# Direction
Below is a listing. Gather each line of it that contains "Income".

□ □ □ □ □ □ □

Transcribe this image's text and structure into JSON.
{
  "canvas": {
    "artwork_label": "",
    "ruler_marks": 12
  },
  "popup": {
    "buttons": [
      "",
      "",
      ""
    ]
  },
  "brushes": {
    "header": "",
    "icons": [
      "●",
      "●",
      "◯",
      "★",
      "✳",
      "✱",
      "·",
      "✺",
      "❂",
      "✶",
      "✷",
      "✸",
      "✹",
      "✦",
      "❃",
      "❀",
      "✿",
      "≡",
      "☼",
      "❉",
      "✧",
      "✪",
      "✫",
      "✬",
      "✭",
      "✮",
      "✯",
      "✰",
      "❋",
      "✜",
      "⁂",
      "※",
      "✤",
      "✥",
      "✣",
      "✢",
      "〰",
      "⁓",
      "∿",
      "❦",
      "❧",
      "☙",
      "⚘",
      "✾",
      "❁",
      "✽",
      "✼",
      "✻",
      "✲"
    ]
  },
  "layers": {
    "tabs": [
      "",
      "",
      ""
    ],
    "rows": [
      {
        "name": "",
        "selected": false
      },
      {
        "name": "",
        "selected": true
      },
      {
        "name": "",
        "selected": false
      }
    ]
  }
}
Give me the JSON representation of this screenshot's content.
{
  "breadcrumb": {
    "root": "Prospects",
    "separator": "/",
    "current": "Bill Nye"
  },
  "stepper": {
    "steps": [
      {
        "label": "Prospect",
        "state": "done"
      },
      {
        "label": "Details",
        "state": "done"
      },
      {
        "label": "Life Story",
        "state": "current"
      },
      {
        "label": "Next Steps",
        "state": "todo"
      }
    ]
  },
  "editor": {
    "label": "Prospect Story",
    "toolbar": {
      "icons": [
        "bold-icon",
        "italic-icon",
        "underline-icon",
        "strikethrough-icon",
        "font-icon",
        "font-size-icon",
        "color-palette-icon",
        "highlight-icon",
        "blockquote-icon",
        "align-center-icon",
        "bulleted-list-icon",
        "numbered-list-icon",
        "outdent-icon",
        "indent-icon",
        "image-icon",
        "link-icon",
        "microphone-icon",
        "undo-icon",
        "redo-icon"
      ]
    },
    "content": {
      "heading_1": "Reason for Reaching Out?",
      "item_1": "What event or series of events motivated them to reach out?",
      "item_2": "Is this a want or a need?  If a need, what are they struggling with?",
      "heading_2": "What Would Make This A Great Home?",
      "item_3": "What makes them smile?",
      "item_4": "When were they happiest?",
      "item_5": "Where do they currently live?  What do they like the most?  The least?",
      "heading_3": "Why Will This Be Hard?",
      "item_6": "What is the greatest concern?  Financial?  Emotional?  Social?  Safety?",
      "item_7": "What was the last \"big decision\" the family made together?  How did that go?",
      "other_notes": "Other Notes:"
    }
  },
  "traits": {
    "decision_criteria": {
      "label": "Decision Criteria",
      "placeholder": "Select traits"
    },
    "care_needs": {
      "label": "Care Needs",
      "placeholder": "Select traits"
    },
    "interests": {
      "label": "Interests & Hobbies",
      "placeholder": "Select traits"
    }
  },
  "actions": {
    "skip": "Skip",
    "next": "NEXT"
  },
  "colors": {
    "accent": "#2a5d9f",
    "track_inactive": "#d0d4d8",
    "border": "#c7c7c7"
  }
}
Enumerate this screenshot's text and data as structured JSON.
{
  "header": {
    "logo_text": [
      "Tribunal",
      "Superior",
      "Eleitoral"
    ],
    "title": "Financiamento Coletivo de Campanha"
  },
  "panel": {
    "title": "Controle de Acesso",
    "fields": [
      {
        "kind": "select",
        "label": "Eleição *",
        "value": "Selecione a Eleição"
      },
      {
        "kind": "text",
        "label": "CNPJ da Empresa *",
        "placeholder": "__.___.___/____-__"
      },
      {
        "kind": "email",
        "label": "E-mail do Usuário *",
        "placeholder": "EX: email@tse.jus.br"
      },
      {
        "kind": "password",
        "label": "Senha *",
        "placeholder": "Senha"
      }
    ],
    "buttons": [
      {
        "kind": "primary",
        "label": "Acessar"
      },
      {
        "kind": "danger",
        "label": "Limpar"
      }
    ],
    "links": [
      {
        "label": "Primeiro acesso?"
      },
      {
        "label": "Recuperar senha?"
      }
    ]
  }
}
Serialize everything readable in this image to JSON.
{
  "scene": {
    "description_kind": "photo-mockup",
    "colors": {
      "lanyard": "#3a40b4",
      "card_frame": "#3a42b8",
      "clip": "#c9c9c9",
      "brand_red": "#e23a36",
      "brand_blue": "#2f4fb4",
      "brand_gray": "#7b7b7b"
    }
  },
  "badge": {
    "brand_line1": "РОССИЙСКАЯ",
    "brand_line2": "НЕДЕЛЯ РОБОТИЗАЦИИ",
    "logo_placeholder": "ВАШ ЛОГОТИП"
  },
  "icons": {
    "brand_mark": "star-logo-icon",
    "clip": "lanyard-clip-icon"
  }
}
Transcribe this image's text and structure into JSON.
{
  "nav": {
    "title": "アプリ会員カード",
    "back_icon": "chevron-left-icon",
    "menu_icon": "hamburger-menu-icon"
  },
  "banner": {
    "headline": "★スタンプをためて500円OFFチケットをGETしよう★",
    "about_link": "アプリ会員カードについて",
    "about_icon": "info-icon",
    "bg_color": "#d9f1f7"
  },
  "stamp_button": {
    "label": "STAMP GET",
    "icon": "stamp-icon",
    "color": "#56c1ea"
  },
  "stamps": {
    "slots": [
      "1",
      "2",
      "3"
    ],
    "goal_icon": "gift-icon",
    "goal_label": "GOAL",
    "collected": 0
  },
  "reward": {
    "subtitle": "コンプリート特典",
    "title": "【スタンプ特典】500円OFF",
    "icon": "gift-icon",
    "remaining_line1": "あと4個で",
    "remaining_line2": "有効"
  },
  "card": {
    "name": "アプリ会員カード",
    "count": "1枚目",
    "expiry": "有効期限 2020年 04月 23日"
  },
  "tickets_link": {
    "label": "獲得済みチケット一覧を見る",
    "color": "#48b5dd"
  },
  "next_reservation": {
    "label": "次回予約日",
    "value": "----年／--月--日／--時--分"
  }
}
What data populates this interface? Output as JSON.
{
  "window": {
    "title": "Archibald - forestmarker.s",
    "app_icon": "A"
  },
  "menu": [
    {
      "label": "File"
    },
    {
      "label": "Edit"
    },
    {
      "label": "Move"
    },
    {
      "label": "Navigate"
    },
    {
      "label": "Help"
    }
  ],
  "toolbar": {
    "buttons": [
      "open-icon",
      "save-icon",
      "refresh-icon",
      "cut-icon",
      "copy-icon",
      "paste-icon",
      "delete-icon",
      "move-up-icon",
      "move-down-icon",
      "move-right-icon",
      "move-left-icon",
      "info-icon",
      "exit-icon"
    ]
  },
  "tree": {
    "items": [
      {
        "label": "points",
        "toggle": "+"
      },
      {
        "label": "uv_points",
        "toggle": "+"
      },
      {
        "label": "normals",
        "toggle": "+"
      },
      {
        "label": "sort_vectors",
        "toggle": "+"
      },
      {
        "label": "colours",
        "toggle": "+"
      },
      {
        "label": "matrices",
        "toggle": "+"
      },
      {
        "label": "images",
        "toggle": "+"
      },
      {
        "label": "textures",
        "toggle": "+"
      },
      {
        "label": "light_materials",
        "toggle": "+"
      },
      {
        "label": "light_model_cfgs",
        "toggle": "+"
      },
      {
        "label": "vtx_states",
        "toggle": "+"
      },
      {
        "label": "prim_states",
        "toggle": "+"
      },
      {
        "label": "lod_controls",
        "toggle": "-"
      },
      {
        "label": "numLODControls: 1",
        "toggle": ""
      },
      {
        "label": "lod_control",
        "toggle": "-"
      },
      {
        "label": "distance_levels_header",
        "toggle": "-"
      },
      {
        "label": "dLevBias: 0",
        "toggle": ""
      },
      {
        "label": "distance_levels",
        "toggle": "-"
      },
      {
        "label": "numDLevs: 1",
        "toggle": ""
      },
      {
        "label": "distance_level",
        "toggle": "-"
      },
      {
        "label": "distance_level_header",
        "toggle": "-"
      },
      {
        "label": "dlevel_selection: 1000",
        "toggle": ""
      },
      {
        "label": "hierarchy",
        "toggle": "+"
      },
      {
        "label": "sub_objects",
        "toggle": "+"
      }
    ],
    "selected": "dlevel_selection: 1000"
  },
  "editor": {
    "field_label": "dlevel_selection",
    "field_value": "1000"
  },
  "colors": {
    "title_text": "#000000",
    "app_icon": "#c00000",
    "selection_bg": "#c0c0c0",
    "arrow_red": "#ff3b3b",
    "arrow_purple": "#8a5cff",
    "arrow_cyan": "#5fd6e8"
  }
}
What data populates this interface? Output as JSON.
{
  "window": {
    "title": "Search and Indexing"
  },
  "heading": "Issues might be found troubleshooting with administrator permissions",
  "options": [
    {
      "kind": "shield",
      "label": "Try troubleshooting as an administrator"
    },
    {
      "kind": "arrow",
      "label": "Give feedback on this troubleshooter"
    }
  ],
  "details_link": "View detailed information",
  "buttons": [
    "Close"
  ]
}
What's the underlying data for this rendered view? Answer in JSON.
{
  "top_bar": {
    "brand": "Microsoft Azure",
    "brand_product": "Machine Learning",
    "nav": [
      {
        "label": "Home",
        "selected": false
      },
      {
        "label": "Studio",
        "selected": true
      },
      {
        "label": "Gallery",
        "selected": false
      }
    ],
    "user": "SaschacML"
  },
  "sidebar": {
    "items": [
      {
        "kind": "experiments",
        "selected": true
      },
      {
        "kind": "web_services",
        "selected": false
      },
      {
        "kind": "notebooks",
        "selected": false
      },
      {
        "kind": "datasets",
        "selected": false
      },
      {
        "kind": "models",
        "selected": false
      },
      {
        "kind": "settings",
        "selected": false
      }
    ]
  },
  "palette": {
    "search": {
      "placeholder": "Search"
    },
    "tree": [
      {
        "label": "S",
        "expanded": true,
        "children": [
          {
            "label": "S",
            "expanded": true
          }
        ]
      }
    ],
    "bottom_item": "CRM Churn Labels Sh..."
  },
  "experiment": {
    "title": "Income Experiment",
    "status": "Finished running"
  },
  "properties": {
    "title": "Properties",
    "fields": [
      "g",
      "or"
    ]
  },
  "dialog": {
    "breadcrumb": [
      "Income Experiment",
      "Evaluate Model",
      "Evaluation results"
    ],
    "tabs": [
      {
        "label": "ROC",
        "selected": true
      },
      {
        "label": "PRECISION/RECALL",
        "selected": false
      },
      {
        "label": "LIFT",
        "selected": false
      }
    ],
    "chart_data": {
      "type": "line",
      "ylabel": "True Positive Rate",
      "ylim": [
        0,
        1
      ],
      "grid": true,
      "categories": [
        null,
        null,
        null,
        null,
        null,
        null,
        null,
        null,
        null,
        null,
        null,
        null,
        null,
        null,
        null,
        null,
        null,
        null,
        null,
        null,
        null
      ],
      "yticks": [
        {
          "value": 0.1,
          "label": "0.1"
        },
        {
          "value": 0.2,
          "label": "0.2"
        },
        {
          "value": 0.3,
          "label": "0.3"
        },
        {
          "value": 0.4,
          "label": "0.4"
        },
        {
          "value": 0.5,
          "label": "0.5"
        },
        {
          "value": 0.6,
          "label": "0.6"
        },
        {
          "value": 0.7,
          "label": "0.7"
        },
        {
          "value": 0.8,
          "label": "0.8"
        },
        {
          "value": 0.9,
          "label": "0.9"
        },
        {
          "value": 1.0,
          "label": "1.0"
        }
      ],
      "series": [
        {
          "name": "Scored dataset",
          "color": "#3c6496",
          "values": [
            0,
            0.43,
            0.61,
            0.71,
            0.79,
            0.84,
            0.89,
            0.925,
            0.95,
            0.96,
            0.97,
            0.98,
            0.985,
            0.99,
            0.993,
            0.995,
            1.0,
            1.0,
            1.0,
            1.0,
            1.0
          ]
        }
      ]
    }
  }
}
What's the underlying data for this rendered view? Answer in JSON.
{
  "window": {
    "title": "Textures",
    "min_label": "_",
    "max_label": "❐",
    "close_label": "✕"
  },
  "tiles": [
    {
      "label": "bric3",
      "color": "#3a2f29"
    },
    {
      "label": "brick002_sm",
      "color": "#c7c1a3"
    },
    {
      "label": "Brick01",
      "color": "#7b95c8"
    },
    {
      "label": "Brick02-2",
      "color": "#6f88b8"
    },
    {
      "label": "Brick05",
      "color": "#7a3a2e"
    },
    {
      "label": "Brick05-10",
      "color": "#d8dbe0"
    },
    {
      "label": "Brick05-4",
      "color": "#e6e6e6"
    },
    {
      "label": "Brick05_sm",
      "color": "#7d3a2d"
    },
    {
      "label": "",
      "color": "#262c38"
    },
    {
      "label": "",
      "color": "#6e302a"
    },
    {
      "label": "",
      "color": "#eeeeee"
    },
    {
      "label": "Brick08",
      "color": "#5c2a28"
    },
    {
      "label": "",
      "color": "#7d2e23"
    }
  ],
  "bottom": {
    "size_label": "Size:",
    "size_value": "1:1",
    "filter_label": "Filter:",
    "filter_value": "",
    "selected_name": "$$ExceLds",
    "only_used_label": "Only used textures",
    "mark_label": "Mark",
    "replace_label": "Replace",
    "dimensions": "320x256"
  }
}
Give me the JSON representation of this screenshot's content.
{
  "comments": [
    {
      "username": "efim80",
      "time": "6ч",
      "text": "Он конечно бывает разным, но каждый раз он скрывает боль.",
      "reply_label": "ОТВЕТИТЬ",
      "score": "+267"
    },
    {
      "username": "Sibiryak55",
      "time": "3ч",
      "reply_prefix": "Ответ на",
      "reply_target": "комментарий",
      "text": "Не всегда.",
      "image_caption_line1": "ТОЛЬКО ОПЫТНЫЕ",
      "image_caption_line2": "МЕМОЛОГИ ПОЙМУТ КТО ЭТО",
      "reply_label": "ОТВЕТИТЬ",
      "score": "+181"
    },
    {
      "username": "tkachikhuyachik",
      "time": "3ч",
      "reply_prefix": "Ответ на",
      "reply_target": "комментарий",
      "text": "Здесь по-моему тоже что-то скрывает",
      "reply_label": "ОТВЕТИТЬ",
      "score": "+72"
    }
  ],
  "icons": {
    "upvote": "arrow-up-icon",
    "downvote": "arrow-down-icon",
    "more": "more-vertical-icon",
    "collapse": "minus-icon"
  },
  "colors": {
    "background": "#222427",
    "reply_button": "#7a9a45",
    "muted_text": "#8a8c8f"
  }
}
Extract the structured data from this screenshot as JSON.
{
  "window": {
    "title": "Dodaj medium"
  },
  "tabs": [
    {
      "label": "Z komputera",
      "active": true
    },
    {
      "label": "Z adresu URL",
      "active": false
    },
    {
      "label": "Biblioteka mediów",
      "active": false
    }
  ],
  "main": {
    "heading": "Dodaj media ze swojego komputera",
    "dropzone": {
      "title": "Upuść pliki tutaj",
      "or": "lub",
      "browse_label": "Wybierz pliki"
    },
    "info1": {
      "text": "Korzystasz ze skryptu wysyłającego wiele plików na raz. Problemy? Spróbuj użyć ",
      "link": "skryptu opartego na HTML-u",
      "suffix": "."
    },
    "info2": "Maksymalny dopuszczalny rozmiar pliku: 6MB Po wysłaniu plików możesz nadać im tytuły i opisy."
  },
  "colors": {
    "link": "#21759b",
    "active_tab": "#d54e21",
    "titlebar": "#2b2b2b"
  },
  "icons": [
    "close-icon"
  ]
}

□ □ □ □ □ □ □

# Result
    "title": "Income Experiment",
      "Income Experiment",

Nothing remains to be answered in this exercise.